Items from a figure collection:

● ● ● ● ●

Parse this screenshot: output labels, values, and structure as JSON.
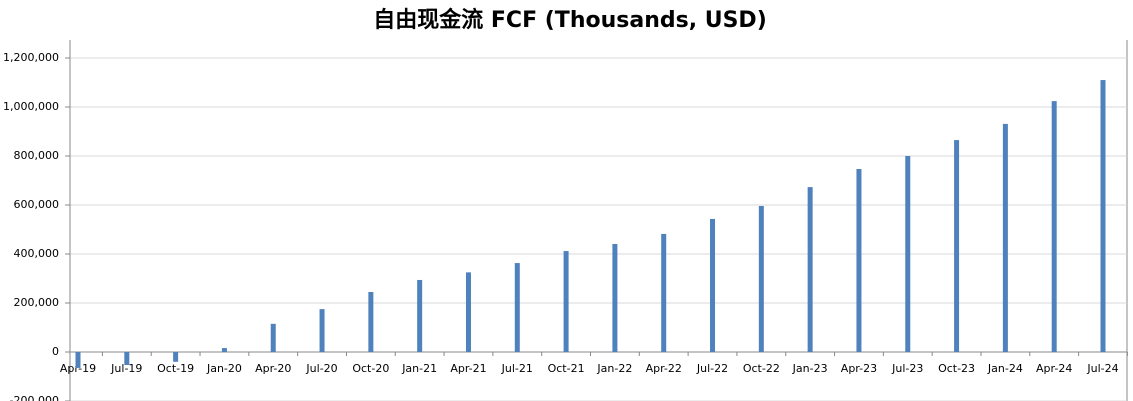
{
  "chart_data": {
    "type": "bar",
    "title": "自由现金流 FCF (Thousands, USD)",
    "categories": [
      "Apr-19",
      "Jul-19",
      "Oct-19",
      "Jan-20",
      "Apr-20",
      "Jul-20",
      "Oct-20",
      "Jan-21",
      "Apr-21",
      "Jul-21",
      "Oct-21",
      "Jan-22",
      "Apr-22",
      "Jul-22",
      "Oct-22",
      "Jan-23",
      "Apr-23",
      "Jul-23",
      "Oct-23",
      "Jan-24",
      "Apr-24",
      "Jul-24"
    ],
    "values": [
      -65000,
      -53000,
      -40000,
      16000,
      115000,
      175000,
      245000,
      294000,
      325000,
      363000,
      412000,
      441000,
      482000,
      543000,
      596000,
      673000,
      747000,
      800000,
      865000,
      931000,
      1024000,
      1110000
    ],
    "color": "#4f81bd",
    "ylim": [
      -200000,
      1200000
    ],
    "yticks": [
      {
        "value": -200000,
        "label": "-200,000"
      },
      0,
      {
        "value": 200000,
        "label": "200,000"
      },
      {
        "value": 400000,
        "label": "400,000"
      },
      {
        "value": 600000,
        "label": "600,000"
      },
      {
        "value": 800000,
        "label": "800,000"
      },
      {
        "value": 1000000,
        "label": "1,000,000"
      },
      {
        "value": 1200000,
        "label": "1,200,000"
      }
    ],
    "grid": true
  }
}
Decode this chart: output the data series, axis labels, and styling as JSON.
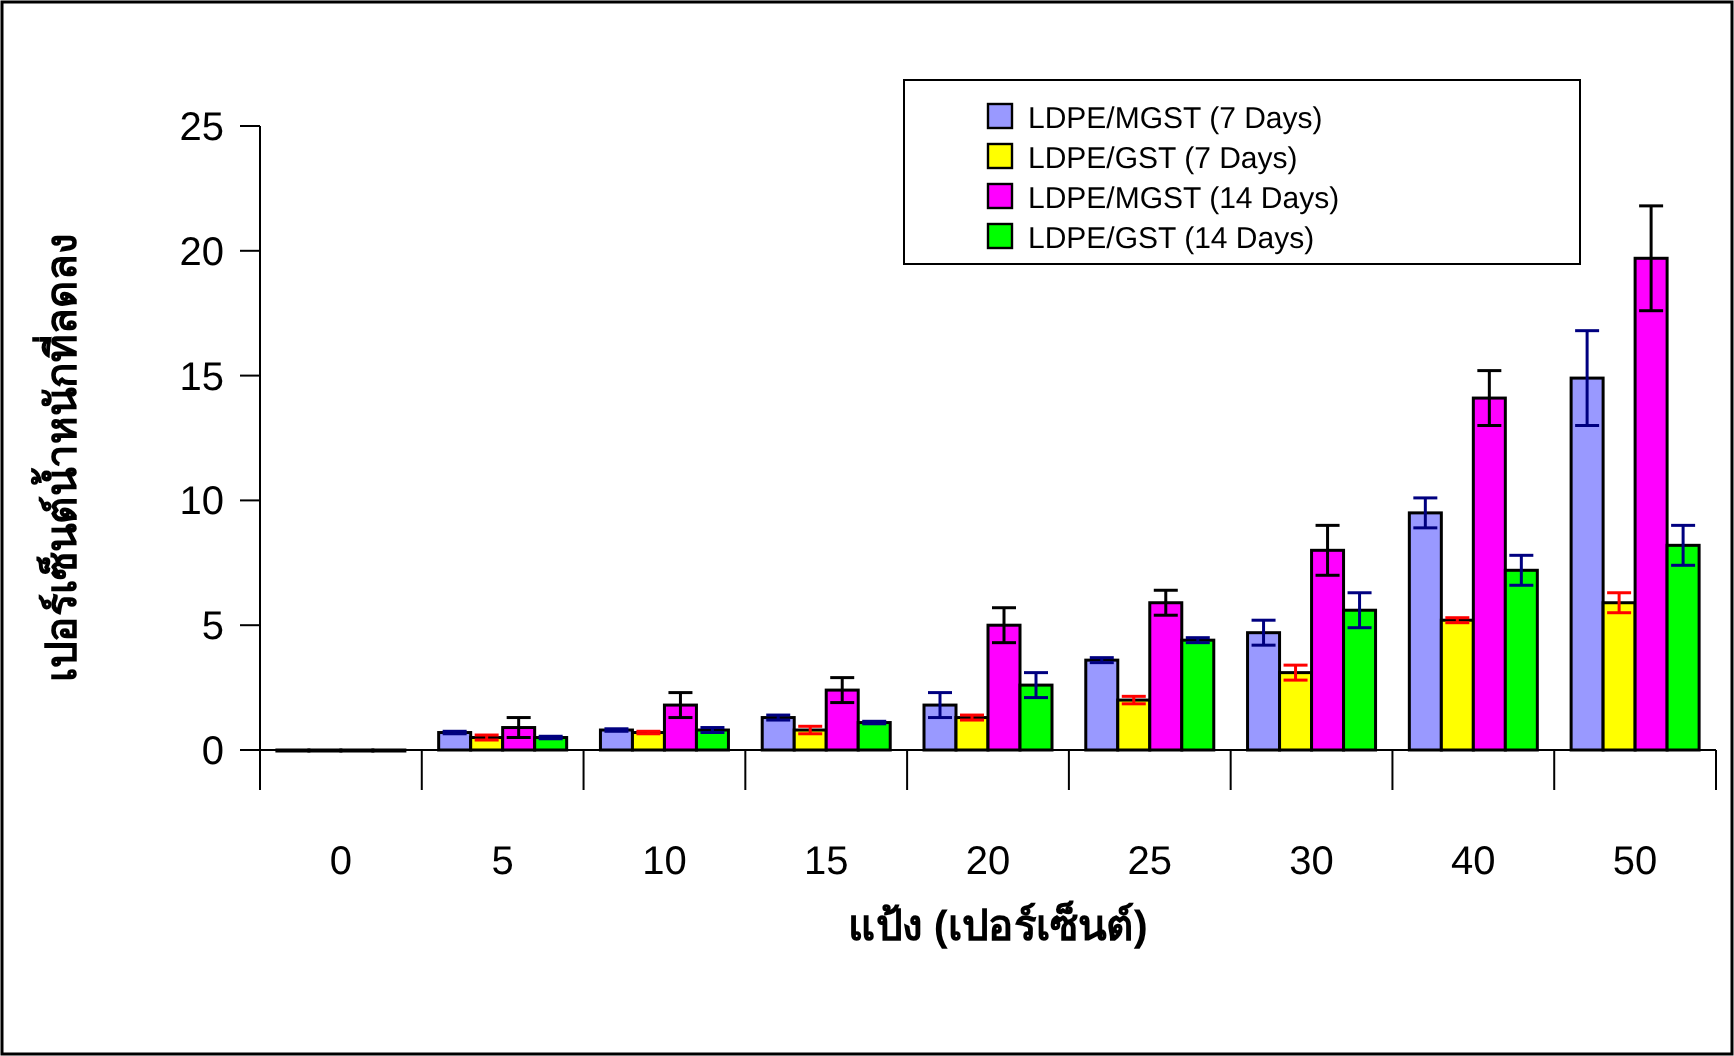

● ● ● ● ●

Work instructions: Search the data for "JSON". Copy every matching line.

Task output:
Parse this screenshot: output labels, values, and structure as JSON.
Decode this chart: output the data series, axis labels, and styling as JSON.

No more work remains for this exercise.